• **SET PROBLEM**
Make an exact copy of each entry, leaving out every picture.

• **GIVEN ENTRIES**

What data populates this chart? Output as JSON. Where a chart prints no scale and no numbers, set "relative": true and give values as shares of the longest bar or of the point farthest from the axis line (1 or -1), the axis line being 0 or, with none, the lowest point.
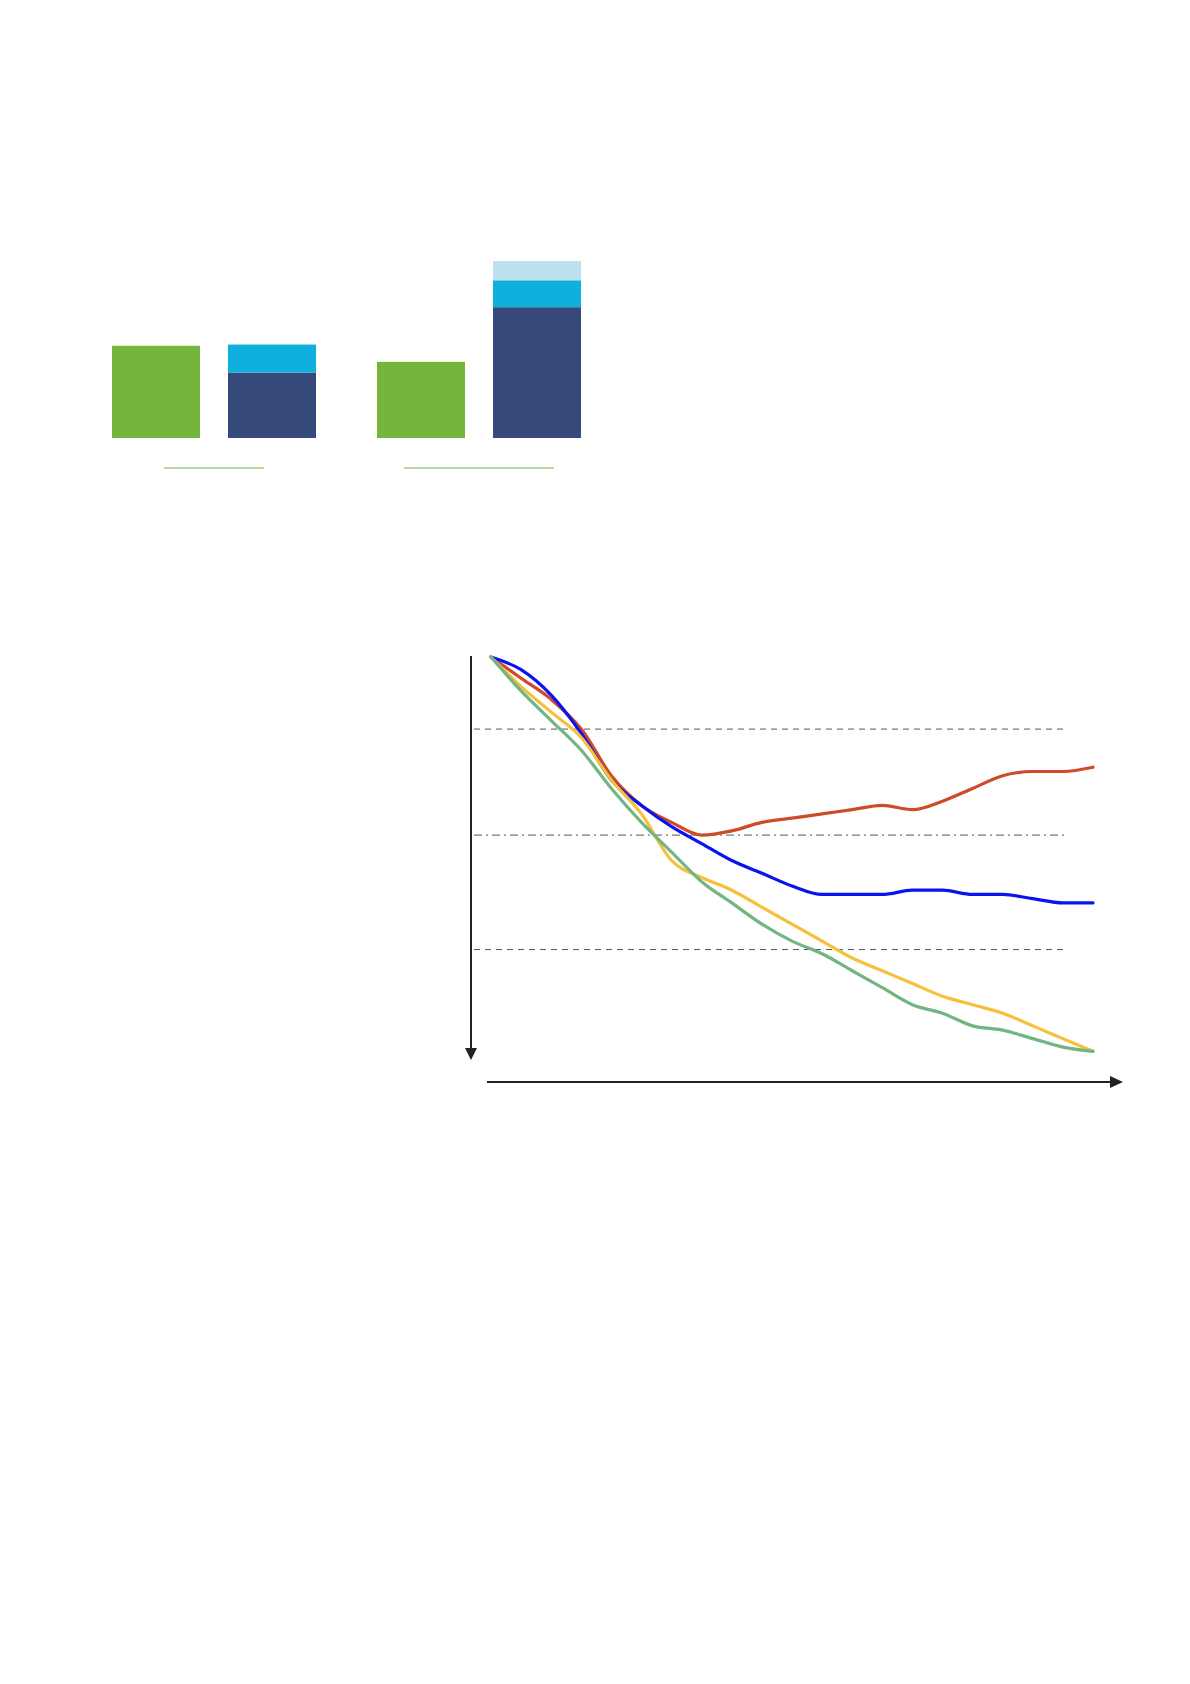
{
  "chart_data": [
    {
      "type": "bar",
      "stacked": true,
      "relative": true,
      "categories": [
        null,
        null,
        null,
        null
      ],
      "series": [
        {
          "color": "#76b53c",
          "values": [
            0.521,
            null,
            0.43,
            null
          ]
        },
        {
          "color": "#354a7a",
          "values": [
            null,
            0.37,
            null,
            0.739
          ]
        },
        {
          "color": "#0eb0de",
          "values": [
            null,
            0.158,
            null,
            0.152
          ]
        },
        {
          "color": "#bde0ef",
          "values": [
            null,
            null,
            null,
            0.109
          ]
        }
      ]
    },
    {
      "type": "line",
      "relative": true,
      "categories": [
        null,
        null,
        null,
        null,
        null,
        null,
        null,
        null,
        null,
        null,
        null,
        null,
        null,
        null,
        null,
        null,
        null,
        null,
        null,
        null,
        null
      ],
      "series": [
        {
          "color": "#d04a2a",
          "values": [
            1.0,
            0.95,
            0.9,
            0.83,
            0.72,
            0.65,
            0.61,
            0.58,
            0.59,
            0.61,
            0.62,
            0.63,
            0.64,
            0.65,
            0.64,
            0.66,
            0.69,
            0.72,
            0.73,
            0.73,
            0.74
          ]
        },
        {
          "color": "#0a14f0",
          "values": [
            1.0,
            0.97,
            0.91,
            0.82,
            0.71,
            0.65,
            0.6,
            0.56,
            0.52,
            0.49,
            0.46,
            0.44,
            0.44,
            0.44,
            0.45,
            0.45,
            0.44,
            0.44,
            0.43,
            0.42,
            0.42
          ]
        },
        {
          "color": "#f5c03a",
          "values": [
            1.0,
            0.93,
            0.87,
            0.81,
            0.71,
            0.63,
            0.52,
            0.48,
            0.45,
            0.41,
            0.37,
            0.33,
            0.29,
            0.26,
            0.23,
            0.2,
            0.18,
            0.16,
            0.13,
            0.1,
            0.07
          ]
        },
        {
          "color": "#72b582",
          "values": [
            1.0,
            0.92,
            0.85,
            0.78,
            0.69,
            0.61,
            0.54,
            0.47,
            0.42,
            0.37,
            0.33,
            0.3,
            0.26,
            0.22,
            0.18,
            0.16,
            0.13,
            0.12,
            0.1,
            0.08,
            0.07
          ]
        }
      ],
      "ref_lines": [
        {
          "axis": "y",
          "value": 0.83,
          "line_style": "dashed",
          "color": "#555555"
        },
        {
          "axis": "y",
          "value": 0.58,
          "line_style": "dotted",
          "color": "#555555"
        },
        {
          "axis": "y",
          "value": 0.31,
          "line_style": "dashed",
          "color": "#555555"
        }
      ]
    }
  ]
}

• **OUTPUT FOR THIS EXERCISE**
What data populates this chart? Output as JSON. Where a chart prints no scale and no numbers, set "relative": true and give values as shares of the longest bar or of the point farthest from the axis line (1 or -1), the axis line being 0 or, with none, the lowest point.
{
  "chart_data": [
    {
      "type": "bar",
      "stacked": true,
      "relative": true,
      "categories": [
        null,
        null,
        null,
        null
      ],
      "series": [
        {
          "color": "#76b53c",
          "values": [
            0.521,
            null,
            0.43,
            null
          ]
        },
        {
          "color": "#354a7a",
          "values": [
            null,
            0.37,
            null,
            0.739
          ]
        },
        {
          "color": "#0eb0de",
          "values": [
            null,
            0.158,
            null,
            0.152
          ]
        },
        {
          "color": "#bde0ef",
          "values": [
            null,
            null,
            null,
            0.109
          ]
        }
      ]
    },
    {
      "type": "line",
      "relative": true,
      "categories": [
        null,
        null,
        null,
        null,
        null,
        null,
        null,
        null,
        null,
        null,
        null,
        null,
        null,
        null,
        null,
        null,
        null,
        null,
        null,
        null,
        null
      ],
      "series": [
        {
          "color": "#d04a2a",
          "values": [
            1.0,
            0.95,
            0.9,
            0.83,
            0.72,
            0.65,
            0.61,
            0.58,
            0.59,
            0.61,
            0.62,
            0.63,
            0.64,
            0.65,
            0.64,
            0.66,
            0.69,
            0.72,
            0.73,
            0.73,
            0.74
          ]
        },
        {
          "color": "#0a14f0",
          "values": [
            1.0,
            0.97,
            0.91,
            0.82,
            0.71,
            0.65,
            0.6,
            0.56,
            0.52,
            0.49,
            0.46,
            0.44,
            0.44,
            0.44,
            0.45,
            0.45,
            0.44,
            0.44,
            0.43,
            0.42,
            0.42
          ]
        },
        {
          "color": "#f5c03a",
          "values": [
            1.0,
            0.93,
            0.87,
            0.81,
            0.71,
            0.63,
            0.52,
            0.48,
            0.45,
            0.41,
            0.37,
            0.33,
            0.29,
            0.26,
            0.23,
            0.2,
            0.18,
            0.16,
            0.13,
            0.1,
            0.07
          ]
        },
        {
          "color": "#72b582",
          "values": [
            1.0,
            0.92,
            0.85,
            0.78,
            0.69,
            0.61,
            0.54,
            0.47,
            0.42,
            0.37,
            0.33,
            0.3,
            0.26,
            0.22,
            0.18,
            0.16,
            0.13,
            0.12,
            0.1,
            0.08,
            0.07
          ]
        }
      ],
      "ref_lines": [
        {
          "axis": "y",
          "value": 0.83,
          "line_style": "dashed",
          "color": "#555555"
        },
        {
          "axis": "y",
          "value": 0.58,
          "line_style": "dotted",
          "color": "#555555"
        },
        {
          "axis": "y",
          "value": 0.31,
          "line_style": "dashed",
          "color": "#555555"
        }
      ]
    }
  ]
}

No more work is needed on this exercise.